→ EXTRACTED MATERIAL
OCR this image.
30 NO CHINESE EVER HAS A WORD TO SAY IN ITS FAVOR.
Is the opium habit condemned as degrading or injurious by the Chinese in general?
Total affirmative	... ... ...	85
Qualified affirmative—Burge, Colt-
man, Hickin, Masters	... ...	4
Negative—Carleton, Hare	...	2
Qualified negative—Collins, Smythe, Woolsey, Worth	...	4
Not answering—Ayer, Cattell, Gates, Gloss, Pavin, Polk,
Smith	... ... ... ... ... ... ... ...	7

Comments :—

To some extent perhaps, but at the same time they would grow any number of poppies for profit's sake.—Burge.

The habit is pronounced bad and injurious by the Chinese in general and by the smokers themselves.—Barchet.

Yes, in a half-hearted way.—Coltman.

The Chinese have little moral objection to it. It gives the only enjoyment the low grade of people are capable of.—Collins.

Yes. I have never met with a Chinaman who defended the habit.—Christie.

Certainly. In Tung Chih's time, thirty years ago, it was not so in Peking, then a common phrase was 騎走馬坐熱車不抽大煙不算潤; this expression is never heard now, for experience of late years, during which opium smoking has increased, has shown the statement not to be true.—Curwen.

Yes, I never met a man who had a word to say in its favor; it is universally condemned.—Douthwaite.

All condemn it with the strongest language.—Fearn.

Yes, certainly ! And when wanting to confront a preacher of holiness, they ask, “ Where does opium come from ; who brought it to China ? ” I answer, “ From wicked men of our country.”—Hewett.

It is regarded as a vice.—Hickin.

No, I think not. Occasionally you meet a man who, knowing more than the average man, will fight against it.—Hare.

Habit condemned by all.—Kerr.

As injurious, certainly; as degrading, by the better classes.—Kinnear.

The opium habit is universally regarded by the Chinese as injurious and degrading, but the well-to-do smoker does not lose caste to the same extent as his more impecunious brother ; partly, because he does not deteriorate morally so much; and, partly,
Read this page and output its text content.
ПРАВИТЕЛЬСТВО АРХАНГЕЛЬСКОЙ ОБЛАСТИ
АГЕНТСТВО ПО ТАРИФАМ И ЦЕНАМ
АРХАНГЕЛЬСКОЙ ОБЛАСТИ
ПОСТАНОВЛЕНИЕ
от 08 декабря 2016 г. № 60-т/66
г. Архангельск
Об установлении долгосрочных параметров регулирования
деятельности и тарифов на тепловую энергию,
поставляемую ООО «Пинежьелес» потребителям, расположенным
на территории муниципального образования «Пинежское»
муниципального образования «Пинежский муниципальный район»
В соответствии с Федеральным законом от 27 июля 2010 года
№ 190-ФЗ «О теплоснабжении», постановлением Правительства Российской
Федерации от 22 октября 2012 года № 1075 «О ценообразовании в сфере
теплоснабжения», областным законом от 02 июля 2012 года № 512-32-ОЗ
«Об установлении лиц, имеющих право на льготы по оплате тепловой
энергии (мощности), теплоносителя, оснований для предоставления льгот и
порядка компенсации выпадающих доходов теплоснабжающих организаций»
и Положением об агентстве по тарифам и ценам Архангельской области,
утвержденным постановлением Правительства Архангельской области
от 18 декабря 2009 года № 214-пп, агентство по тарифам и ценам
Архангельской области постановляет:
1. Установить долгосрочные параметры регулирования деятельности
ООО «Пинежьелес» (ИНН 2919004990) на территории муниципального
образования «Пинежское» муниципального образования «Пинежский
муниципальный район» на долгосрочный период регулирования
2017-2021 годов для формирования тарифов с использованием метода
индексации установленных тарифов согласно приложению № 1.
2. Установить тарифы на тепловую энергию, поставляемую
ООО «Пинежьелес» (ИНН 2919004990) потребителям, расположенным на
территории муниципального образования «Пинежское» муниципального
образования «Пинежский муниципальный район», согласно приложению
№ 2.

→ OBJECTIVE
Find every line that holds "тепловую" and copy it.

→ COMPLETE OUTPUT
деятельности и тарифов на тепловую энергию,
2. Установить тарифы на тепловую энергию, поставляемую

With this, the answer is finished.